§ **Direction**:
Answer with nothing except the number of lines that contain the word "screenshot".

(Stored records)
===============

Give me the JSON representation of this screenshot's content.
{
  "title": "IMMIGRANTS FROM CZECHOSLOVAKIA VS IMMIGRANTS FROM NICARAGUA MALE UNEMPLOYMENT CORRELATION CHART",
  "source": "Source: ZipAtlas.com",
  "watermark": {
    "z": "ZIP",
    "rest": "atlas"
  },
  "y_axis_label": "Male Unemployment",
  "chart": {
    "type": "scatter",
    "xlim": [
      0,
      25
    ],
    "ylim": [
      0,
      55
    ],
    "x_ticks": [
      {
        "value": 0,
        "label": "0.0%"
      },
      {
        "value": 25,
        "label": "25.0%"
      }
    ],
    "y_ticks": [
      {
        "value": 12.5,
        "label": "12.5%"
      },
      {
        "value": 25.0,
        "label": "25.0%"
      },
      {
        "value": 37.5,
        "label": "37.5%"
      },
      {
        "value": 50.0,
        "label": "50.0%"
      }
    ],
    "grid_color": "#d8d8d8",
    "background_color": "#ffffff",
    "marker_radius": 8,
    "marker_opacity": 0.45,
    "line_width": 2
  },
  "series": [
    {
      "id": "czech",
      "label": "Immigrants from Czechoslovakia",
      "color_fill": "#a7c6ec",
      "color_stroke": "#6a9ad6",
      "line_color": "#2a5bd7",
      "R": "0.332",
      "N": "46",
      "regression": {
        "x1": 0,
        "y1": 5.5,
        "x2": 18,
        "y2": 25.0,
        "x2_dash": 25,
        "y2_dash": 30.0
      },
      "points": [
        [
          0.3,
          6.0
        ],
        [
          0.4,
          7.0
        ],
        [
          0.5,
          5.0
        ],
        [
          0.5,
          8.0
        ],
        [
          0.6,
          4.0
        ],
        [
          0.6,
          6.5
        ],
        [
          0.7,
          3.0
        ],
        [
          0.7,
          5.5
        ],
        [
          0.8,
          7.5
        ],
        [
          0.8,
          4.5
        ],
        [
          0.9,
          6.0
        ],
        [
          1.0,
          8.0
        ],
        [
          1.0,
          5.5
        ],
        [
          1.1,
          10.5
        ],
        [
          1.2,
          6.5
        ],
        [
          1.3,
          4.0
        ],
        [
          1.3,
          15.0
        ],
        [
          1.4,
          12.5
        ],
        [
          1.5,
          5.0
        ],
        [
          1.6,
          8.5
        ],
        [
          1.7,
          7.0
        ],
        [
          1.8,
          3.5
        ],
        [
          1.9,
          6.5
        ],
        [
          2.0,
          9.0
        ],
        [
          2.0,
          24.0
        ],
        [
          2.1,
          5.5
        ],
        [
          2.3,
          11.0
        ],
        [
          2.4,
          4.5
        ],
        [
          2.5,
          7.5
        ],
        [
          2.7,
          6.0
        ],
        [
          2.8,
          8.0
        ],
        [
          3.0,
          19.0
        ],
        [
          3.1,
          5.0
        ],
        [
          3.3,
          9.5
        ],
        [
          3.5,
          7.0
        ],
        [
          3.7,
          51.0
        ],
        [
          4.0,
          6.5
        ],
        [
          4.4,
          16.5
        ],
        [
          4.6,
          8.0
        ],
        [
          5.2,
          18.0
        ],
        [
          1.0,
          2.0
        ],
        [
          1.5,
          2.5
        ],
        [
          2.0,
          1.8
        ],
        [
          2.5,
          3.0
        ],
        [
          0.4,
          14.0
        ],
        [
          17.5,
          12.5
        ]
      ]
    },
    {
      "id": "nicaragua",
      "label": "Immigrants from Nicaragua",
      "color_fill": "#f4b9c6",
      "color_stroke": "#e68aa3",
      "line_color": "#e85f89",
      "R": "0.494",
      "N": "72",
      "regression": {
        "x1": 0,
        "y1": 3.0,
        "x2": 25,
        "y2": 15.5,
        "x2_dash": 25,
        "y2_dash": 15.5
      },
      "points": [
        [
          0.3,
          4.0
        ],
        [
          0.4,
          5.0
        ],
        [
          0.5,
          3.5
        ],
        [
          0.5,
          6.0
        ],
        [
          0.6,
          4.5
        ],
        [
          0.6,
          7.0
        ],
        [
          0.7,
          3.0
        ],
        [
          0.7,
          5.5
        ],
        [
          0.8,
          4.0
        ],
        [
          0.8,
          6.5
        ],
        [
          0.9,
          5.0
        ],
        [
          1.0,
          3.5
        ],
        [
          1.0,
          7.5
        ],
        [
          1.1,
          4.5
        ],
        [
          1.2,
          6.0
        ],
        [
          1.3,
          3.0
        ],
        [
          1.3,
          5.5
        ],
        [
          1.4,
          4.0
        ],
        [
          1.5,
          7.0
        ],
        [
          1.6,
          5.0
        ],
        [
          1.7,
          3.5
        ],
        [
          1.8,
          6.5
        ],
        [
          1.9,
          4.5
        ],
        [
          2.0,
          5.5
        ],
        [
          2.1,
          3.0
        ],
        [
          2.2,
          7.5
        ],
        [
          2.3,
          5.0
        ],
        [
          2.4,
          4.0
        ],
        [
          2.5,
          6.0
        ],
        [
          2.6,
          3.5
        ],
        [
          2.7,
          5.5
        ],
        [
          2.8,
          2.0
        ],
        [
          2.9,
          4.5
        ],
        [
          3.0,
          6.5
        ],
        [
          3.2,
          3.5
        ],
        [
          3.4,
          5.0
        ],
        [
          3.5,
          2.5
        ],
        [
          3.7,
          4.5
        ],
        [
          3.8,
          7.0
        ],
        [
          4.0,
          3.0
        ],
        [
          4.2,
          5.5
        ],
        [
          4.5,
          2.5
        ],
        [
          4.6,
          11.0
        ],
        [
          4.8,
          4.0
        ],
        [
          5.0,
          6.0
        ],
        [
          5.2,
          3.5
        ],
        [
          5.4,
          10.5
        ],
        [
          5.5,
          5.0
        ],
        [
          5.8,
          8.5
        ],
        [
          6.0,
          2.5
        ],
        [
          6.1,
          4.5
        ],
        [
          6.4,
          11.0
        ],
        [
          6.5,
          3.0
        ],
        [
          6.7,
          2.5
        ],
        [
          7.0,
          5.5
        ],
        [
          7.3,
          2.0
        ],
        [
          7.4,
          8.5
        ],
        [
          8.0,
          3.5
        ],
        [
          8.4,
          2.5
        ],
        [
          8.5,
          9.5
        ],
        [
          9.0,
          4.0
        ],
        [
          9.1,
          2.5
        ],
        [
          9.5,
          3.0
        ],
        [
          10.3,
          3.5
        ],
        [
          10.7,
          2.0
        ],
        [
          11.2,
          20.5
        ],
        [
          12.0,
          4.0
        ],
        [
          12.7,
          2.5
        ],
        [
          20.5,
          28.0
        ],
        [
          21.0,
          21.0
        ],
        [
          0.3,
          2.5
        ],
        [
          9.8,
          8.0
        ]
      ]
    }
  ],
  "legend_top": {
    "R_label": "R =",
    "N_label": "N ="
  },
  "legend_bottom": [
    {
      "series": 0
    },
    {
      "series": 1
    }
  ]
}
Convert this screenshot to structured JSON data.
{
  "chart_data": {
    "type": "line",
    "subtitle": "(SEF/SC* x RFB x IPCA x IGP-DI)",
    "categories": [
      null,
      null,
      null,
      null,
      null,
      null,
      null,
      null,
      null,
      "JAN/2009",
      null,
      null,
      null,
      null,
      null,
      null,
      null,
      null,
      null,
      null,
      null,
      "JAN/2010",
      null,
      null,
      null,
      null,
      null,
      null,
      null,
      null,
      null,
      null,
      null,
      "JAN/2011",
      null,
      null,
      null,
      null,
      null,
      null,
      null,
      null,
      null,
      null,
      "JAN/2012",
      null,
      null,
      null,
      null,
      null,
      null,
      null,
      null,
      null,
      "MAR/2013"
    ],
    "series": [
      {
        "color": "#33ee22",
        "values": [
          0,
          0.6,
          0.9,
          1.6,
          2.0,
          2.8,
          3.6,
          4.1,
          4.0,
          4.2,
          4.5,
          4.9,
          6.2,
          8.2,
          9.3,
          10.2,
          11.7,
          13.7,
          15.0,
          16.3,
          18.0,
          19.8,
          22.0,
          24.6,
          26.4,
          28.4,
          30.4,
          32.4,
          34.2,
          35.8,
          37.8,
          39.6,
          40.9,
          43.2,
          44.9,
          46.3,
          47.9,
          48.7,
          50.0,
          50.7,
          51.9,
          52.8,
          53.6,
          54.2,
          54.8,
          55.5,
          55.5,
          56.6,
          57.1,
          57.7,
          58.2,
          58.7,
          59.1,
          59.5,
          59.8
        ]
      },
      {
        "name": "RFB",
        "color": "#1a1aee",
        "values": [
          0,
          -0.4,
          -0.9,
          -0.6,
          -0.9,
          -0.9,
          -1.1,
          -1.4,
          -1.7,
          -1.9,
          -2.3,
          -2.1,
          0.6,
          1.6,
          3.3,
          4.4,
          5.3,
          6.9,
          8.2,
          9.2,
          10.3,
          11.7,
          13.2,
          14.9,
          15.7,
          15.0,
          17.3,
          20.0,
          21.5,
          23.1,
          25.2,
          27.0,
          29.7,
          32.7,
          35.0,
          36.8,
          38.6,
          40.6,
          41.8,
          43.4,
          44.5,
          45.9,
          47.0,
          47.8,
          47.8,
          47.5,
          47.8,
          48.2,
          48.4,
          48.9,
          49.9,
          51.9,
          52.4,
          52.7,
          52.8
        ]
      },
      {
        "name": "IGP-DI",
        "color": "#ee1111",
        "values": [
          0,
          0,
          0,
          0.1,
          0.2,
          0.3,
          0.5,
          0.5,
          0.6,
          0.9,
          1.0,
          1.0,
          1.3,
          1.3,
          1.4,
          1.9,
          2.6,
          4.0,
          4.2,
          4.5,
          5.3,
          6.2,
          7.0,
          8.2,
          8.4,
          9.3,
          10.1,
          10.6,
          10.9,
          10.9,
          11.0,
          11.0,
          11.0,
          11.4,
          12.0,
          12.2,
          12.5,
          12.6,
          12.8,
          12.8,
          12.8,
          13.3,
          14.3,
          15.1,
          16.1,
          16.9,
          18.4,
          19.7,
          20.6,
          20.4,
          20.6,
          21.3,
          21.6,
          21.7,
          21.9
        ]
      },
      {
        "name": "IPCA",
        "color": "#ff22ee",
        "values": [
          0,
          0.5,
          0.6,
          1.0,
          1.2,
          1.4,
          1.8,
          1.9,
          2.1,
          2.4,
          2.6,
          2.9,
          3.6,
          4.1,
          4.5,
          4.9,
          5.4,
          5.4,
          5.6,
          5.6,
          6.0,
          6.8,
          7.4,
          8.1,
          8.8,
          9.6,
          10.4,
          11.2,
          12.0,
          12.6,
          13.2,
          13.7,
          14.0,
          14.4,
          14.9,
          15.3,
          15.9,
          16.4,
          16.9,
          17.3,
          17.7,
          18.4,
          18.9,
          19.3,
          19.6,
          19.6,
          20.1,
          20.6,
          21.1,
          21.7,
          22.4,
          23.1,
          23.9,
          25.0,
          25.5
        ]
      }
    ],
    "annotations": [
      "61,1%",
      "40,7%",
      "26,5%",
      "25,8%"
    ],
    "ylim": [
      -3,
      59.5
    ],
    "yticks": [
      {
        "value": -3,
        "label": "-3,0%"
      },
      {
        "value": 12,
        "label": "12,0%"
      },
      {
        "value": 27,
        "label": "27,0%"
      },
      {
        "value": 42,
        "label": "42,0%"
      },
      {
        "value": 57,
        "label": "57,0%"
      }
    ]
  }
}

===============

§ **Exercise solution**:
2